Given task:
Select the lines of the records containing the word "title" and list them.
-- Start Provided entries --
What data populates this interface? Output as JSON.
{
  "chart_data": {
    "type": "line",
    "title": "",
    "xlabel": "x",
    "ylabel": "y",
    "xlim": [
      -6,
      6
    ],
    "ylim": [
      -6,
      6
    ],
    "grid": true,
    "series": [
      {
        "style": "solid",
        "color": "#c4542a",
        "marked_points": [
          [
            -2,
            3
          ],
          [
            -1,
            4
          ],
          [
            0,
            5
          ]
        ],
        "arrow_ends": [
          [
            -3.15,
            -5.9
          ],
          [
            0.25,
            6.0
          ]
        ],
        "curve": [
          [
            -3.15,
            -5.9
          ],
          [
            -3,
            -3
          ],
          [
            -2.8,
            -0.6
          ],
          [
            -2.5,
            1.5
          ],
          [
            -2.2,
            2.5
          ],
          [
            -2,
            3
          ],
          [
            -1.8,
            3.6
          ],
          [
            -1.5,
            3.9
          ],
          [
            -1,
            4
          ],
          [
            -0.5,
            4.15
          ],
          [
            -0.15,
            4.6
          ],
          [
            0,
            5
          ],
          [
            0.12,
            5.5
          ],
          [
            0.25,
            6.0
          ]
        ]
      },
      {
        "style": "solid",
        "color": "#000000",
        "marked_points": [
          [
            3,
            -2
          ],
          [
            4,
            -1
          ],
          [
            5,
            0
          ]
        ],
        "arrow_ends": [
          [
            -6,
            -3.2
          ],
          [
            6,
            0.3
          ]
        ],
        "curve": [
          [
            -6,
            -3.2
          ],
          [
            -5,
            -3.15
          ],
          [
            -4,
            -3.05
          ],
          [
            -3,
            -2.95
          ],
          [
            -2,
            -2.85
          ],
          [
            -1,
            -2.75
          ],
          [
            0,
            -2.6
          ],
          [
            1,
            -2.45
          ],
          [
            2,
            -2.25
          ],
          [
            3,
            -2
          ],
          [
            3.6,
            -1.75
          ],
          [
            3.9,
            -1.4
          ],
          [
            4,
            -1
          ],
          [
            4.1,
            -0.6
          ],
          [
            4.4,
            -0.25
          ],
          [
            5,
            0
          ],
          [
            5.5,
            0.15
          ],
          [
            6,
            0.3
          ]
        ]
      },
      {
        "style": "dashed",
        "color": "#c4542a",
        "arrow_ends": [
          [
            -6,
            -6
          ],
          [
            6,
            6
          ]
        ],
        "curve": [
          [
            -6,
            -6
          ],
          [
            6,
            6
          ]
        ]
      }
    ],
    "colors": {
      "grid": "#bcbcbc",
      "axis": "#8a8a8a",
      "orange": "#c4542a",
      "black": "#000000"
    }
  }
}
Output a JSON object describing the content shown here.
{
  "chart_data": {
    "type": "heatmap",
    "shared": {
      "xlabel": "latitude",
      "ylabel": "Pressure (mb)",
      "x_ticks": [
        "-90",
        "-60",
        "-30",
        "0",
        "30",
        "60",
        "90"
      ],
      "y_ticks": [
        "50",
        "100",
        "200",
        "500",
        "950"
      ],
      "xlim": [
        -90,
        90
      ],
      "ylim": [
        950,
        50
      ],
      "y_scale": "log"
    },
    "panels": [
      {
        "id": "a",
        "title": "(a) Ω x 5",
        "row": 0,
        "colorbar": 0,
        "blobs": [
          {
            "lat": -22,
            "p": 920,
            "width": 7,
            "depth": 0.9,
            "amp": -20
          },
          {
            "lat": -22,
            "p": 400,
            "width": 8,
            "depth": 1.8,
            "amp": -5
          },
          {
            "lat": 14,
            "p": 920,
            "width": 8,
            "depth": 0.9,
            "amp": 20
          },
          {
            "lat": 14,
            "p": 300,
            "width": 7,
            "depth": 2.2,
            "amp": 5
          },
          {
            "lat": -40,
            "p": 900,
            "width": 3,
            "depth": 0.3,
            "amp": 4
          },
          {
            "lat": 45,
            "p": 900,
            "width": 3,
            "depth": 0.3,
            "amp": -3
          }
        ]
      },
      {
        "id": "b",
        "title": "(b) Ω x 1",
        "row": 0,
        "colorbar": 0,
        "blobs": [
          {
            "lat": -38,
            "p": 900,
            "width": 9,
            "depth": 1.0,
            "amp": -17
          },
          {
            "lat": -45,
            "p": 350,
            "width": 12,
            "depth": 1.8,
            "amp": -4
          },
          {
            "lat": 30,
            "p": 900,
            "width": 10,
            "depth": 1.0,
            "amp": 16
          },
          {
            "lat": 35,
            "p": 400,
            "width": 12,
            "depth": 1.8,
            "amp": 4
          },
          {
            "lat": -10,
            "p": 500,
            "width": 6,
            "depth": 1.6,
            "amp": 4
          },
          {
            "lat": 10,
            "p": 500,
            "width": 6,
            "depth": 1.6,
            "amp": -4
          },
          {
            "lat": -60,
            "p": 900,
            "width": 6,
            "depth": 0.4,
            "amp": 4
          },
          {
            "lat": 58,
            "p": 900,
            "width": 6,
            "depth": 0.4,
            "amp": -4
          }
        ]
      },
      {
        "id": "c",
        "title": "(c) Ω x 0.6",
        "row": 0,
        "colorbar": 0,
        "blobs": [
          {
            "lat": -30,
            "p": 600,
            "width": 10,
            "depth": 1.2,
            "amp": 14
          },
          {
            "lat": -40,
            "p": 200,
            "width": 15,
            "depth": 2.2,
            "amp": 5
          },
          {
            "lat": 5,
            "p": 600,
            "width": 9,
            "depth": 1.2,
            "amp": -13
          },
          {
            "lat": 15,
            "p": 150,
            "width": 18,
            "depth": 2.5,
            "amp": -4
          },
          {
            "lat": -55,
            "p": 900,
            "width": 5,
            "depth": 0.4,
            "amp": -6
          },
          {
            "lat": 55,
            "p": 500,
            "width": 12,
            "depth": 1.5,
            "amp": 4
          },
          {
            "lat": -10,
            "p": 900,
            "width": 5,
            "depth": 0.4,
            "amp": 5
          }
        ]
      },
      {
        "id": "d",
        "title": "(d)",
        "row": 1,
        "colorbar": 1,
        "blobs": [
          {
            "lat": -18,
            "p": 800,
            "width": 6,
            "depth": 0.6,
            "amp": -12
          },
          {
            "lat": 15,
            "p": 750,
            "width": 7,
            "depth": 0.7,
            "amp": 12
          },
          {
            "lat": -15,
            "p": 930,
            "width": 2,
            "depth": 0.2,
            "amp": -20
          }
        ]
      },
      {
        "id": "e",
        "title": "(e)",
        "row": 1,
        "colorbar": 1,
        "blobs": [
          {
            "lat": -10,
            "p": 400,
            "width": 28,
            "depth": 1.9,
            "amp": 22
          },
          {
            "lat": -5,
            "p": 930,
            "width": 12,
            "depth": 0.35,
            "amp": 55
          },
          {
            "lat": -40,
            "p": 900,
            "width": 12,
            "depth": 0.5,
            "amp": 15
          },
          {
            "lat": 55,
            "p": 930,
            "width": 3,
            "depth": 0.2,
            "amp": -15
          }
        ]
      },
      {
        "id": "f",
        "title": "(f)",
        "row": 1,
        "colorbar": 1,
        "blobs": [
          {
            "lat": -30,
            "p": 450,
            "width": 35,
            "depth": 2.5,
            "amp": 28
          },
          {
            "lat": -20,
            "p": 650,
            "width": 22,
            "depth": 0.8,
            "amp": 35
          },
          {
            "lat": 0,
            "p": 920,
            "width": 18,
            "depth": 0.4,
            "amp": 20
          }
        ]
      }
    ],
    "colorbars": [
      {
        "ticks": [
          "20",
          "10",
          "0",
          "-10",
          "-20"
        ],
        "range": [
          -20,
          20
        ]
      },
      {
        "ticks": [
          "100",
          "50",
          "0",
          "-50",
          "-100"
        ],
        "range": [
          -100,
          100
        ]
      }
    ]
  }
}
-- End Provided entries --
Reply to the exercise:
    "title": "",
        "title": "(a) Ω x 5",
        "title": "(b) Ω x 1",
        "title": "(c) Ω x 0.6",
        "title": "(d)",
        "title": "(e)",
        "title": "(f)",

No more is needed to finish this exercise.